WRITTEN EXERCISE. Your task is to give the listing below back word for word, pictures excluded.

EXCERPTED RECORDS.
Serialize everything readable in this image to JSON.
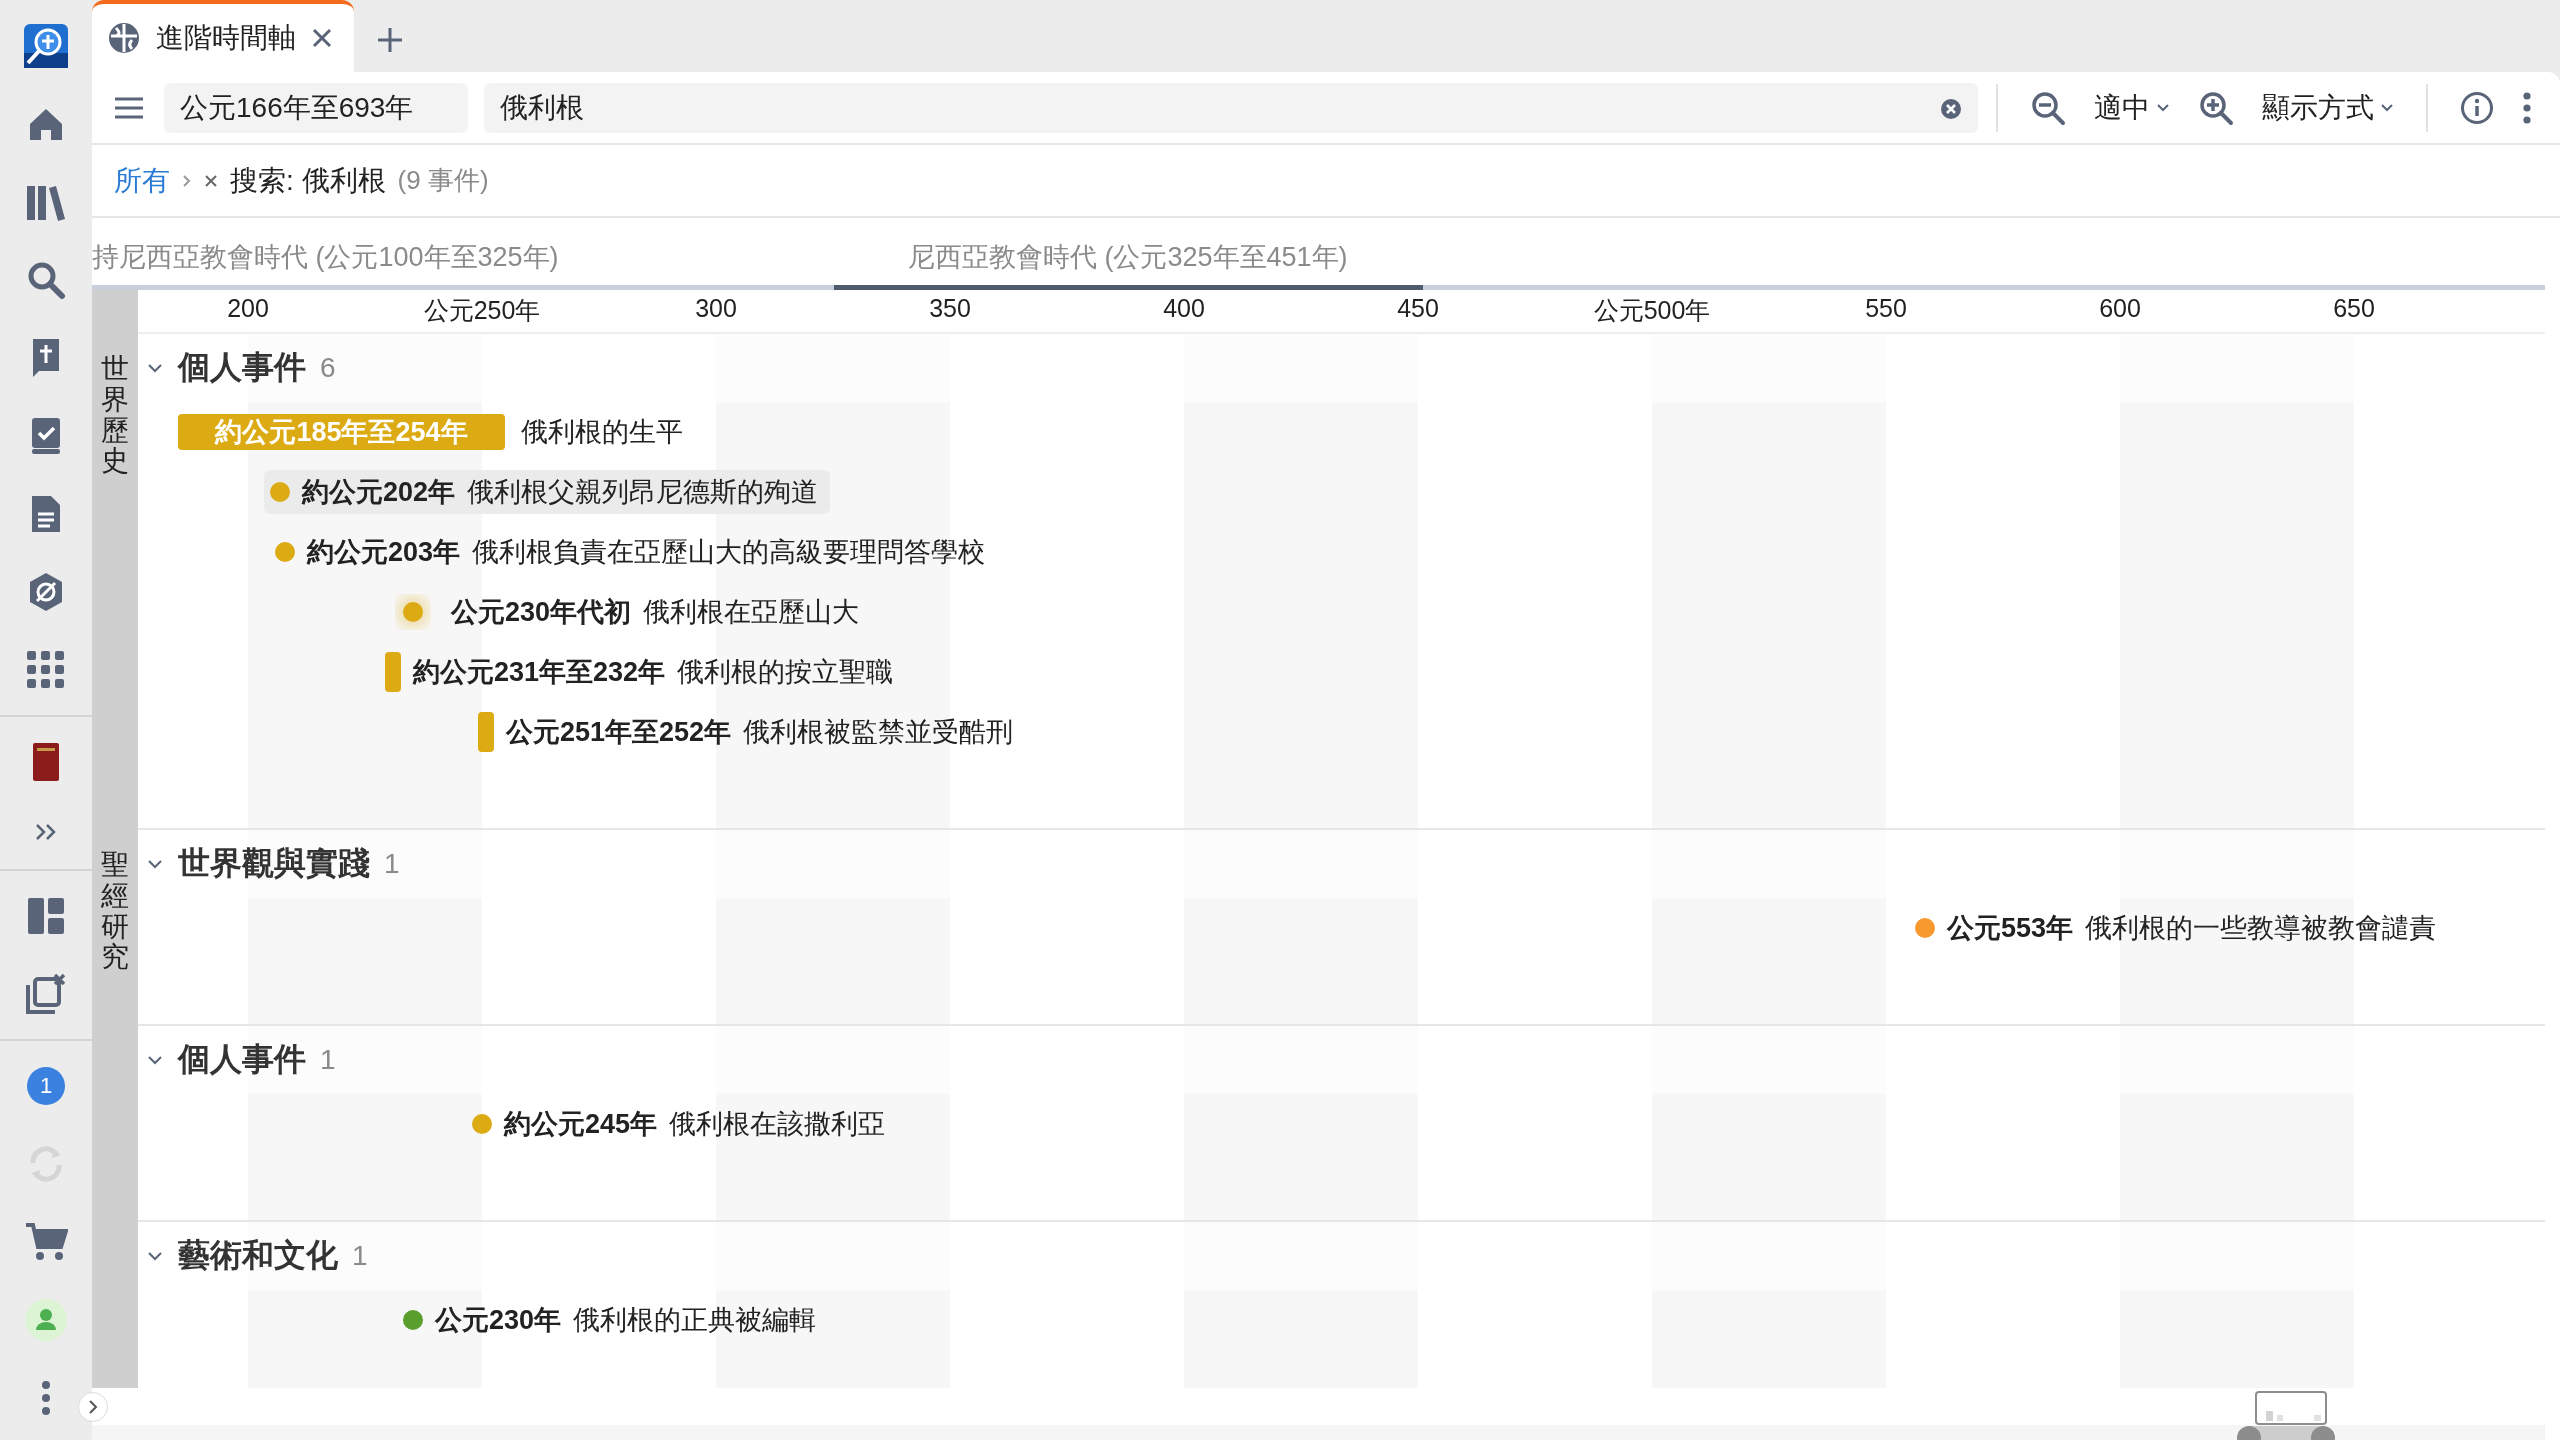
{
  "tabs": [
    {
      "title": "進階時間軸",
      "selected": true
    }
  ],
  "rail": {
    "badge": "1"
  },
  "toolbar": {
    "date_range": "公元166年至693年",
    "search": {
      "value": "俄利根"
    },
    "zoom": "適中",
    "display": "顯示方式"
  },
  "breadcrumb": {
    "root": "所有",
    "filter": "搜索: 俄利根",
    "count": "(9 事件)"
  },
  "eras": [
    {
      "label": "持尼西亞教會時代 (公元100年至325年)",
      "selected": false
    },
    {
      "label": "尼西亞教會時代 (公元325年至451年)",
      "selected": true
    }
  ],
  "axis": {
    "ticks": [
      "200",
      "公元250年",
      "300",
      "350",
      "400",
      "450",
      "公元500年",
      "550",
      "600",
      "650"
    ]
  },
  "sections": [
    {
      "label": "世界歷史",
      "groups": [
        {
          "title": "個人事件",
          "count": "6",
          "expanded": true,
          "events": [
            {
              "kind": "span",
              "date": "約公元185年至254年",
              "title": "俄利根的生平",
              "color": "#dcaa12",
              "selected": false
            },
            {
              "kind": "point",
              "date": "約公元202年",
              "title": "俄利根父親列昂尼德斯的殉道",
              "color": "#dcaa12",
              "selected": true
            },
            {
              "kind": "point",
              "date": "約公元203年",
              "title": "俄利根負責在亞歷山大的高級要理問答學校",
              "color": "#dcaa12",
              "selected": false
            },
            {
              "kind": "decade",
              "date": "公元230年代初",
              "title": "俄利根在亞歷山大",
              "color": "#dcaa12",
              "selected": false
            },
            {
              "kind": "range",
              "date": "約公元231年至232年",
              "title": "俄利根的按立聖職",
              "color": "#dcaa12",
              "selected": false
            },
            {
              "kind": "range",
              "date": "公元251年至252年",
              "title": "俄利根被監禁並受酷刑",
              "color": "#dcaa12",
              "selected": false
            }
          ]
        }
      ]
    },
    {
      "label": "聖經研究",
      "groups": [
        {
          "title": "世界觀與實踐",
          "count": "1",
          "expanded": true,
          "events": [
            {
              "kind": "point",
              "date": "公元553年",
              "title": "俄利根的一些教導被教會譴責",
              "color": "#f7992f",
              "selected": false
            }
          ]
        },
        {
          "title": "個人事件",
          "count": "1",
          "expanded": true,
          "events": [
            {
              "kind": "point",
              "date": "約公元245年",
              "title": "俄利根在該撒利亞",
              "color": "#dcaa12",
              "selected": false
            }
          ]
        },
        {
          "title": "藝術和文化",
          "count": "1",
          "expanded": true,
          "events": [
            {
              "kind": "point",
              "date": "公元230年",
              "title": "俄利根的正典被編輯",
              "color": "#5a9e2e",
              "selected": false
            }
          ]
        }
      ]
    }
  ]
}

EXERCISE RESULT.
Serialize everything readable in this image to JSON.
{
  "tabs": [
    {
      "title": "進階時間軸",
      "selected": true
    }
  ],
  "rail": {
    "badge": "1"
  },
  "toolbar": {
    "date_range": "公元166年至693年",
    "search": {
      "value": "俄利根"
    },
    "zoom": "適中",
    "display": "顯示方式"
  },
  "breadcrumb": {
    "root": "所有",
    "filter": "搜索: 俄利根",
    "count": "(9 事件)"
  },
  "eras": [
    {
      "label": "持尼西亞教會時代 (公元100年至325年)",
      "selected": false
    },
    {
      "label": "尼西亞教會時代 (公元325年至451年)",
      "selected": true
    }
  ],
  "axis": {
    "ticks": [
      "200",
      "公元250年",
      "300",
      "350",
      "400",
      "450",
      "公元500年",
      "550",
      "600",
      "650"
    ]
  },
  "sections": [
    {
      "label": "世界歷史",
      "groups": [
        {
          "title": "個人事件",
          "count": "6",
          "expanded": true,
          "events": [
            {
              "kind": "span",
              "date": "約公元185年至254年",
              "title": "俄利根的生平",
              "color": "#dcaa12",
              "selected": false
            },
            {
              "kind": "point",
              "date": "約公元202年",
              "title": "俄利根父親列昂尼德斯的殉道",
              "color": "#dcaa12",
              "selected": true
            },
            {
              "kind": "point",
              "date": "約公元203年",
              "title": "俄利根負責在亞歷山大的高級要理問答學校",
              "color": "#dcaa12",
              "selected": false
            },
            {
              "kind": "decade",
              "date": "公元230年代初",
              "title": "俄利根在亞歷山大",
              "color": "#dcaa12",
              "selected": false
            },
            {
              "kind": "range",
              "date": "約公元231年至232年",
              "title": "俄利根的按立聖職",
              "color": "#dcaa12",
              "selected": false
            },
            {
              "kind": "range",
              "date": "公元251年至252年",
              "title": "俄利根被監禁並受酷刑",
              "color": "#dcaa12",
              "selected": false
            }
          ]
        }
      ]
    },
    {
      "label": "聖經研究",
      "groups": [
        {
          "title": "世界觀與實踐",
          "count": "1",
          "expanded": true,
          "events": [
            {
              "kind": "point",
              "date": "公元553年",
              "title": "俄利根的一些教導被教會譴責",
              "color": "#f7992f",
              "selected": false
            }
          ]
        },
        {
          "title": "個人事件",
          "count": "1",
          "expanded": true,
          "events": [
            {
              "kind": "point",
              "date": "約公元245年",
              "title": "俄利根在該撒利亞",
              "color": "#dcaa12",
              "selected": false
            }
          ]
        },
        {
          "title": "藝術和文化",
          "count": "1",
          "expanded": true,
          "events": [
            {
              "kind": "point",
              "date": "公元230年",
              "title": "俄利根的正典被編輯",
              "color": "#5a9e2e",
              "selected": false
            }
          ]
        }
      ]
    }
  ]
}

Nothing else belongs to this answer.